[Begin Records shown]

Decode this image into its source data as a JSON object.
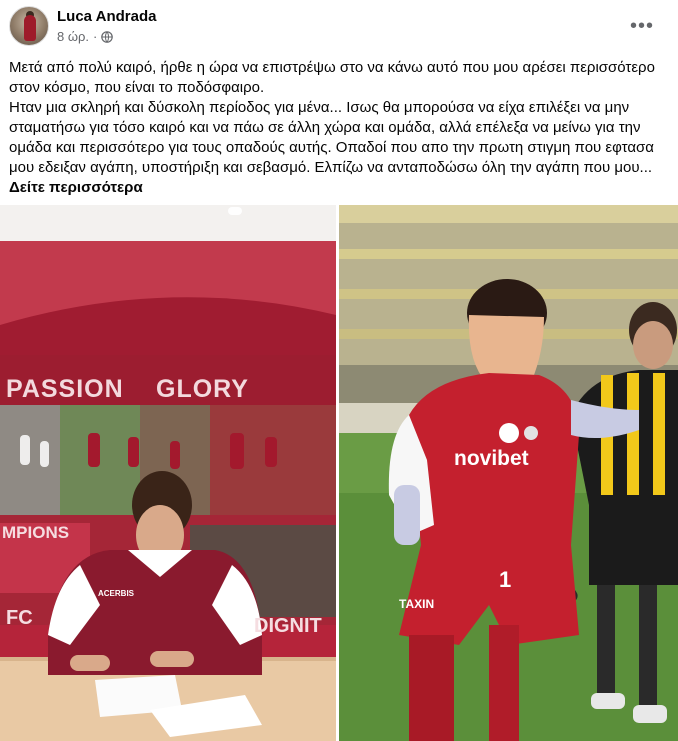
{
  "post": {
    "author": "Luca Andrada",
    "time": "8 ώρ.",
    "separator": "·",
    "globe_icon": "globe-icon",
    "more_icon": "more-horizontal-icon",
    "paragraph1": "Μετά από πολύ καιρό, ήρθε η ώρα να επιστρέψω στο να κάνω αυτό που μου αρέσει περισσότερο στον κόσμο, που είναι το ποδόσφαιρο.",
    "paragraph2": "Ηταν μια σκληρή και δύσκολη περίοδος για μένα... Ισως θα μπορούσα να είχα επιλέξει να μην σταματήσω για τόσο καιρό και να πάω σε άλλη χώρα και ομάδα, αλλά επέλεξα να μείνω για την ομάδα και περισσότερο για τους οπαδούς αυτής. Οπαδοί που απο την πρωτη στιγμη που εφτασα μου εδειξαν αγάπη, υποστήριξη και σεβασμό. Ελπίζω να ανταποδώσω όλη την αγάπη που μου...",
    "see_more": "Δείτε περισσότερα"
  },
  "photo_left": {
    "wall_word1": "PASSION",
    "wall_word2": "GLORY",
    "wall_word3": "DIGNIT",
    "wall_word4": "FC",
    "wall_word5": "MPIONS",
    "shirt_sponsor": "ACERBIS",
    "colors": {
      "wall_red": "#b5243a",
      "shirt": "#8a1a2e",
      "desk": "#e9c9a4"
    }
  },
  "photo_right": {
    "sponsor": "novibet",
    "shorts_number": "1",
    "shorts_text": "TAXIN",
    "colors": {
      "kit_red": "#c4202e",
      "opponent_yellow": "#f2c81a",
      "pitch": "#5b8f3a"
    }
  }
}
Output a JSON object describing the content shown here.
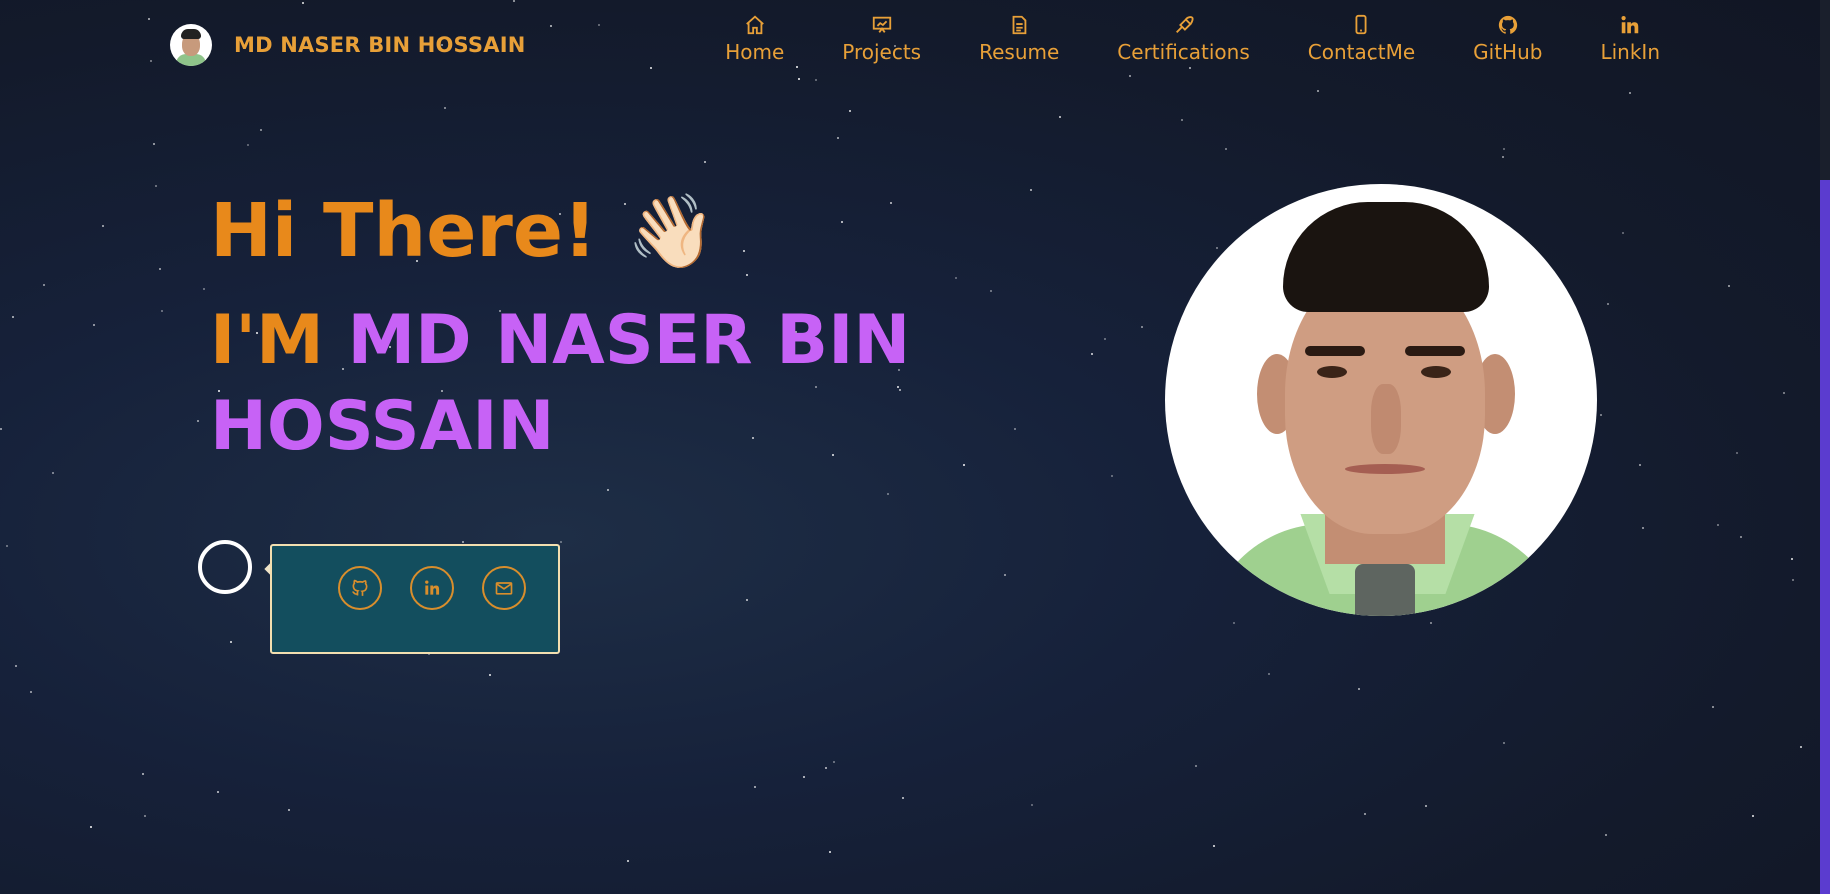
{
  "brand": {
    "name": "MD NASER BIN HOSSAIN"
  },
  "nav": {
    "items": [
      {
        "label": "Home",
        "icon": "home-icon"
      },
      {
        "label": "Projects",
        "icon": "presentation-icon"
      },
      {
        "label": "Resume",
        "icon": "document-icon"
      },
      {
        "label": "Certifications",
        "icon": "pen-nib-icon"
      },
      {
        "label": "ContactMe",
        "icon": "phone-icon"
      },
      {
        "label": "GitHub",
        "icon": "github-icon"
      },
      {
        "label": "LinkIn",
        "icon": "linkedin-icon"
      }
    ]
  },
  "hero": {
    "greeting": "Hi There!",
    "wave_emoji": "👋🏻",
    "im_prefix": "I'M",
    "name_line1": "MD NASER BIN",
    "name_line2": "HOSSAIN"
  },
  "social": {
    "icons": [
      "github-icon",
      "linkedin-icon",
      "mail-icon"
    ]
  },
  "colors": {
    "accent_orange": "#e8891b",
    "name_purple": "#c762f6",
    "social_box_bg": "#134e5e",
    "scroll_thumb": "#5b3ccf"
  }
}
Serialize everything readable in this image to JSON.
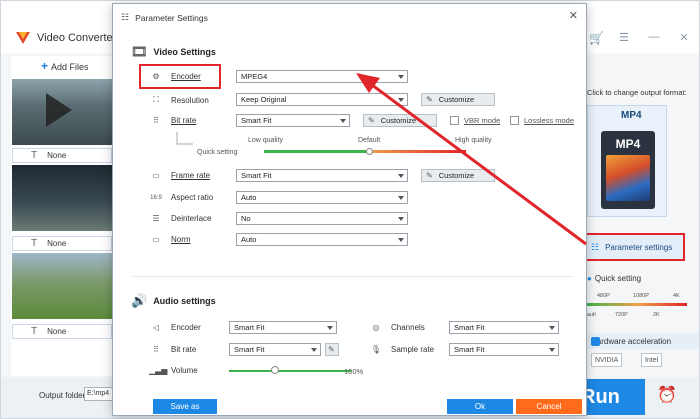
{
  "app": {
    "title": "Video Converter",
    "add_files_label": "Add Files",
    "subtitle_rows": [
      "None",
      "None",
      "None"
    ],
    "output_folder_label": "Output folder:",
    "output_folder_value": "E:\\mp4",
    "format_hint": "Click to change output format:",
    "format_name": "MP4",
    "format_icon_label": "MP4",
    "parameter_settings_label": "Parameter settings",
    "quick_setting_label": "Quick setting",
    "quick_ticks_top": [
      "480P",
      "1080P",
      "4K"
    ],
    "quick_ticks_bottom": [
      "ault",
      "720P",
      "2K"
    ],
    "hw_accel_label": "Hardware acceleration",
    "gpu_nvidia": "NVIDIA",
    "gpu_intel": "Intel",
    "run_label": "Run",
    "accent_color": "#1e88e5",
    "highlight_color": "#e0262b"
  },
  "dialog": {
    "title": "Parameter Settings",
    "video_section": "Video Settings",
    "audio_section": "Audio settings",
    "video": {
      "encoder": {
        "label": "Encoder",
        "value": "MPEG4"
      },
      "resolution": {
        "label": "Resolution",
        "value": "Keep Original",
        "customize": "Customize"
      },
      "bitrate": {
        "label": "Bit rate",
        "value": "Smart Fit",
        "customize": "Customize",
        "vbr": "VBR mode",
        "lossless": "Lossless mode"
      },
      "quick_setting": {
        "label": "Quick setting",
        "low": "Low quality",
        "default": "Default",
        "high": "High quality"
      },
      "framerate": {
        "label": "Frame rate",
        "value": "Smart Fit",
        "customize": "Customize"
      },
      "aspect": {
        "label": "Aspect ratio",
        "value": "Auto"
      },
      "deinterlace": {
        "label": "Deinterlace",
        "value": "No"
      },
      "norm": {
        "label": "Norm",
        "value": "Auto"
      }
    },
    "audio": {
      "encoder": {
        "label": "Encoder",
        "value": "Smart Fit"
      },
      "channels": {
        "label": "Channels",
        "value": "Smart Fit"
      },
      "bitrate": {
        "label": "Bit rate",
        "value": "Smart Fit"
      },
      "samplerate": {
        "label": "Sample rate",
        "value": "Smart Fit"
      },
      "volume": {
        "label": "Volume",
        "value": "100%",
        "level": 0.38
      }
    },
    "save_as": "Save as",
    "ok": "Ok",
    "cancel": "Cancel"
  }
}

[End Records shown]

Work to be completed
Among the lines above, how many contain the string "HOSSAIN"? State the number alone.

Solution for this task
2